**Exercise 1**
Decide whether each statement below agrees with the article on residential real estate as an investment. For each, answer yes or no and quote the words from the article that settle it.
(a) The parents sold their house for $271,768.
(b) The Case Shiller Home Price Index puts the real return on residential real estate for the 60-year period ending in 2017 at .67%.
(c) The article says housing outperforms stocks and bonds on carrying costs.
**Exercise 2**
Reproduce the records line for line, everything from their first line down to the line containing "619, 657, 647]", with both of those lines included.

##### Given text

What follows is the second of seven to-the-point articles highlighting poor investments you should avoid.

2 of 7: Your House/Residential Real Estate

Your house is today’s loser.

Your parents bought the house they live in, in the Year of our Lord, 1953 for the grand sum of $18,080. They sold it year before last for $271,768. Wow, mom and dad did good … didn’t they … well, didn’t they!?!

Well, relative to other home owners, they did just fine because these figures perfectly match 1953 and 2017 median home price data.[1]

Further, when you consider that they raised you here and held great bar-b-que’s in the back yard every summer, the place was, as Mastercard has put it, priceless. This was home. That’s where you used to shoot hoops with dad. There is where little Bosco showed up on the porch with no collar.

But, as far as an investment, how did mom and dad do? $18,080 to $271,768 over 66 years, adjusted for inflation, equates to a .67% real return and even this puny figure is a big lie. Know anyone that spent less than .67% per year on real estate taxes, insurance and home maintenance? HVAC, roof, the driveway. Me neither. When you consider expenses, their annual costs consistently outstripped any real return.

According to the Case Shiller Home Price Index, the Bible of such indices, the real return on residential real estate for the 60-year period ending in 2017 was .63%.[2]

In the realm of investments, that is really, really bad.

We could end there, but let me provide five additional problems forever relegating your home to the realm of poor investment:

  • Home Equity is Trapped Equity

If you buy a house to live in and your house appreciates meaningfully in value, it will require a Goldilocks set of circumstances to allow you to unlock that value. If you occupy a 3000 sq. ft. home in a hot neighborhood and are ready for a 1700 sq. ft. fixer upper, and you are that super-handy guy who is going to do the work yourself, you are about to make some money and improve your personal balance sheet. That’s not me and it’s not most people. Said another way, it doesn’t practically help all that much when the place you live in appreciates. It’s better than the alternative; just not as meaningful as one might think at first glance. Most often, home equity is trapped equity.

  • Exorbitant Carrying Costs:

If you live in Atlanta and pay city and Fulton County taxes, you know you’ve got a sizable bogey to overcome every year to simply make your taxes back. That’s true in most markets across the country boasting strong demographics and the correlating outsized home price appreciation. While housing may beat racing horses and vineyards for carrying costs, it gets a drumming from standard investments like stocks and bonds.

##########
##### Dataset entries

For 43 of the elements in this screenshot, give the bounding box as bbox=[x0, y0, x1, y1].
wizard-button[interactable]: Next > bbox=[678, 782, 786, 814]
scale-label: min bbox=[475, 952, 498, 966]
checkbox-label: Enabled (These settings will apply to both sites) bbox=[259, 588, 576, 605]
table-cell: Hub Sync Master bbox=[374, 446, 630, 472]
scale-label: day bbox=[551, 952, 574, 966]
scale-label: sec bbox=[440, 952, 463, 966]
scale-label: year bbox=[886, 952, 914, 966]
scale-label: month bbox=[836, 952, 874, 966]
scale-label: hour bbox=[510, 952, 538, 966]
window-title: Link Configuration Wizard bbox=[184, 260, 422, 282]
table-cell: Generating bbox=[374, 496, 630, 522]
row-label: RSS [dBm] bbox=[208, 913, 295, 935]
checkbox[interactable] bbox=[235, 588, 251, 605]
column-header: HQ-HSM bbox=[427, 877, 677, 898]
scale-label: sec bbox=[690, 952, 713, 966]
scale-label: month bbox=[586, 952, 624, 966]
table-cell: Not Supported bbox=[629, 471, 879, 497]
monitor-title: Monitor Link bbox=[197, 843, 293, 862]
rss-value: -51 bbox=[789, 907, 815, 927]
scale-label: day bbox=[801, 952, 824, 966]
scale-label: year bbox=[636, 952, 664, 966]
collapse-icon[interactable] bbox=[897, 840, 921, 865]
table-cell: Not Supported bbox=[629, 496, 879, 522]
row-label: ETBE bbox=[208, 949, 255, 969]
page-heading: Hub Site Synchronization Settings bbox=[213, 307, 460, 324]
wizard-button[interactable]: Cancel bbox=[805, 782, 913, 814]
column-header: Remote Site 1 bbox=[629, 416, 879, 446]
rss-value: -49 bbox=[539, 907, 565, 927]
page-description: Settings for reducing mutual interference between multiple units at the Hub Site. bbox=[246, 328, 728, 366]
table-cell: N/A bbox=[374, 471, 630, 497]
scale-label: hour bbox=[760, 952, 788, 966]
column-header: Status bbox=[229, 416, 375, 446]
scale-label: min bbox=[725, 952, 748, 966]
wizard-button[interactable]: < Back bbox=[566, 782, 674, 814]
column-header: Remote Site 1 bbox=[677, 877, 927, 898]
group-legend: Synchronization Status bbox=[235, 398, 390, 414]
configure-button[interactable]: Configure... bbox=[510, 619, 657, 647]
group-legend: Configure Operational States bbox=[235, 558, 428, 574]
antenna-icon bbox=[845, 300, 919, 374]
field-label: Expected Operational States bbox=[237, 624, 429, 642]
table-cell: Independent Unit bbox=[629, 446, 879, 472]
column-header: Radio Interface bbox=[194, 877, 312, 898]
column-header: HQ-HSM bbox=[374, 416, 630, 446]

##########

**Correct result 1**
(a) Yes: "They sold it year before last for $271,768."
(b) No: "the real return on residential real estate for the 60-year period ending in 2017 was .63%"
(c) No: "it gets a drumming from standard investments like stocks and bonds"

**Correct result 2**
For 43 of the elements in this screenshot, give the bounding box as bbox=[x0, y0, x1, y1].
wizard-button[interactable]: Next > bbox=[678, 782, 786, 814]
scale-label: min bbox=[475, 952, 498, 966]
checkbox-label: Enabled (These settings will apply to both sites) bbox=[259, 588, 576, 605]
table-cell: Hub Sync Master bbox=[374, 446, 630, 472]
scale-label: day bbox=[551, 952, 574, 966]
scale-label: sec bbox=[440, 952, 463, 966]
scale-label: year bbox=[886, 952, 914, 966]
scale-label: month bbox=[836, 952, 874, 966]
scale-label: hour bbox=[510, 952, 538, 966]
window-title: Link Configuration Wizard bbox=[184, 260, 422, 282]
table-cell: Generating bbox=[374, 496, 630, 522]
row-label: RSS [dBm] bbox=[208, 913, 295, 935]
checkbox[interactable] bbox=[235, 588, 251, 605]
column-header: HQ-HSM bbox=[427, 877, 677, 898]
scale-label: sec bbox=[690, 952, 713, 966]
scale-label: month bbox=[586, 952, 624, 966]
table-cell: Not Supported bbox=[629, 471, 879, 497]
monitor-title: Monitor Link bbox=[197, 843, 293, 862]
rss-value: -51 bbox=[789, 907, 815, 927]
scale-label: day bbox=[801, 952, 824, 966]
scale-label: year bbox=[636, 952, 664, 966]
collapse-icon[interactable] bbox=[897, 840, 921, 865]
table-cell: Not Supported bbox=[629, 496, 879, 522]
row-label: ETBE bbox=[208, 949, 255, 969]
page-heading: Hub Site Synchronization Settings bbox=[213, 307, 460, 324]
wizard-button[interactable]: Cancel bbox=[805, 782, 913, 814]
column-header: Remote Site 1 bbox=[629, 416, 879, 446]
rss-value: -49 bbox=[539, 907, 565, 927]
page-description: Settings for reducing mutual interference between multiple units at the Hub Site. bbox=[246, 328, 728, 366]
table-cell: N/A bbox=[374, 471, 630, 497]
scale-label: hour bbox=[760, 952, 788, 966]
column-header: Status bbox=[229, 416, 375, 446]
scale-label: min bbox=[725, 952, 748, 966]
wizard-button[interactable]: < Back bbox=[566, 782, 674, 814]
column-header: Remote Site 1 bbox=[677, 877, 927, 898]
group-legend: Synchronization Status bbox=[235, 398, 390, 414]
configure-button[interactable]: Configure... bbox=[510, 619, 657, 647]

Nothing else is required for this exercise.